* **WORK TO COMPLETE**
**1)** Translate this sentence from the passage on the Rainier community garden into Spanish: "In 2017, the community garden grew 3,800 pounds of food."
**2)** From the passage on the Rainier community garden, reproduce word for word the section starting at "The class works" and ending at "of the Rainier Food Bank.".

The class works outside in two green houses. Then just before school lets out for summer, they plant their starts in raised beds next to the high school. Over the summer, the garden is tended by volunteers led by Angie or another knowledgeable gardener. Several students earn volunteer hours working in the garden during the summer, but volunteers of any age and level of experience are welcomed. They hold work parties on Saturdays through the growing season. “When the garden really gets going, we harvest on Wednesdays too,” shares Angie. The work parties and harvests are timed to coincide with the hours of the Rainier Food Bank.

Each week volunteers harvest what is ready and weigh the produce. A volunteer can take home what they will eat for the week, and the rest is given to the food bank. Sometimes they harvest so much that extra food is given to nearby communities. In 2017, the community garden grew 3,800 pounds of food. Volunteers took home 1,000 pounds and 2,800 pounds went to the food bank. “The Rainier food bank feeds up to 1,200 families a week,” Angie adds.

Rainier Community Garden Bounty
Summer volunteers get a share of the harvest each week, but most of the bounty goes to the Rainier Food Bank. Photo courtesy: Rainier Community Garden

The garden is a true community project. The school provides the grounds and funds the green house. They used to pay for the water until that proved too expensive. Angie is searching for a grant to cover the water, and until then the water bills are paid from her vocational education budget. Everything else is paid for by grants and community donations. In the summer all labor is volunteered. They harvest on Saturdays and when the garden gets going they add a Wednesday harvest work party. The harvest days coincide with when the food bank is open. “On any given Saturday, we have seven to eight volunteers, but we can have up to 20 people,” says Angie.

At the end of August, the group organizes a float for the Rainier Round-up Parade. That is when the garden is really producing. Instead of handing out candy, they distribute flyers and give away green beans, tomatoes, squash and broccoli.

Angie hosts a community garden potluck meeting one evening a month in her classroom. Community members who attend the meetings help plan projects, classes and special events. “We use the meetings for big decisions about any issues,” says Angie. “For some it’s also a social time.”

Angie Karnes
Angie Karnes feeds minds and bodies through her work as a teacher and the Rainier community garden project. Photo courtesy: Rainier Community Garden

The Rainier High School Landscaping Class

For the landscaping students, the year starts out with basic yard maintenance in September. “I really like this class,” says sophomore Florenzio Lugo. “I get to work with a mower and weed eater.” They learn all aspects of tending a yard and garden. From maintaining mowers, changing weed whacker string, to tending the pond, orchard, garden and green house plants, there is plenty to keep all 18 students busy. The class builds camaraderie too. “We help each other out,” Florenzio adds.

Come January, work for the community garden begins. The high schoolers choose what vegetables they like to eat and therefore want to grow, and the food bank also gives input on what their clients are likely to want. The students then plant seeds in the greenhouse, tending the seedlings as they grow and learning about nutrients and plant requirements.

* **PROVIDED RECORDS**
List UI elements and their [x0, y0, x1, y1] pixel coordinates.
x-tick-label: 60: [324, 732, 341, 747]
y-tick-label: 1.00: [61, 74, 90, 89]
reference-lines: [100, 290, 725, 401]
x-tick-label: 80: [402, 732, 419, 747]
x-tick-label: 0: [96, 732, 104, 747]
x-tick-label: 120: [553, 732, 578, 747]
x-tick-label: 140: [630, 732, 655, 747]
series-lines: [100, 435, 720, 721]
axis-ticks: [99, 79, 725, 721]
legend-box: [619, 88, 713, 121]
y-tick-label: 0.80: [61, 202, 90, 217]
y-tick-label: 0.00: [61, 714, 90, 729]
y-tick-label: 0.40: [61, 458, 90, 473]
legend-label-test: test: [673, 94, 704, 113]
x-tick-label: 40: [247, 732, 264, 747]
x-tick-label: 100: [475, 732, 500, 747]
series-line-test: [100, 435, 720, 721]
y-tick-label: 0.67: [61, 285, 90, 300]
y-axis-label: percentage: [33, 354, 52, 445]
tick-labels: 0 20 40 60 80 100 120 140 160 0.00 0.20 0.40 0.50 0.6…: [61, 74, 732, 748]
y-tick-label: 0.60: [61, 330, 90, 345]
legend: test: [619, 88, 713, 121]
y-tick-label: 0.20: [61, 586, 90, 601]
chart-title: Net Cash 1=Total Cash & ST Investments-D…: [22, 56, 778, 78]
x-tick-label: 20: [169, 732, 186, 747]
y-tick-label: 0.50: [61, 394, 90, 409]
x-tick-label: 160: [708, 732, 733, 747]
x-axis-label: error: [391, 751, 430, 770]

* **TASK ANSWERS**
**1)** En 2017, el huerto comunitario produjo 3.800 libras de alimentos.

**2)**
The class works outside in two green houses. Then just before school lets out for summer, they plant their starts in raised beds next to the high school. Over the summer, the garden is tended by volunteers led by Angie or another knowledgeable gardener. Several students earn volunteer hours working in the garden during the summer, but volunteers of any age and level of experience are welcomed. They hold work parties on Saturdays through the growing season. “When the garden really gets going, we harvest on Wednesdays too,” shares Angie. The work parties and harvests are timed to coincide with the hours of the Rainier Food Bank.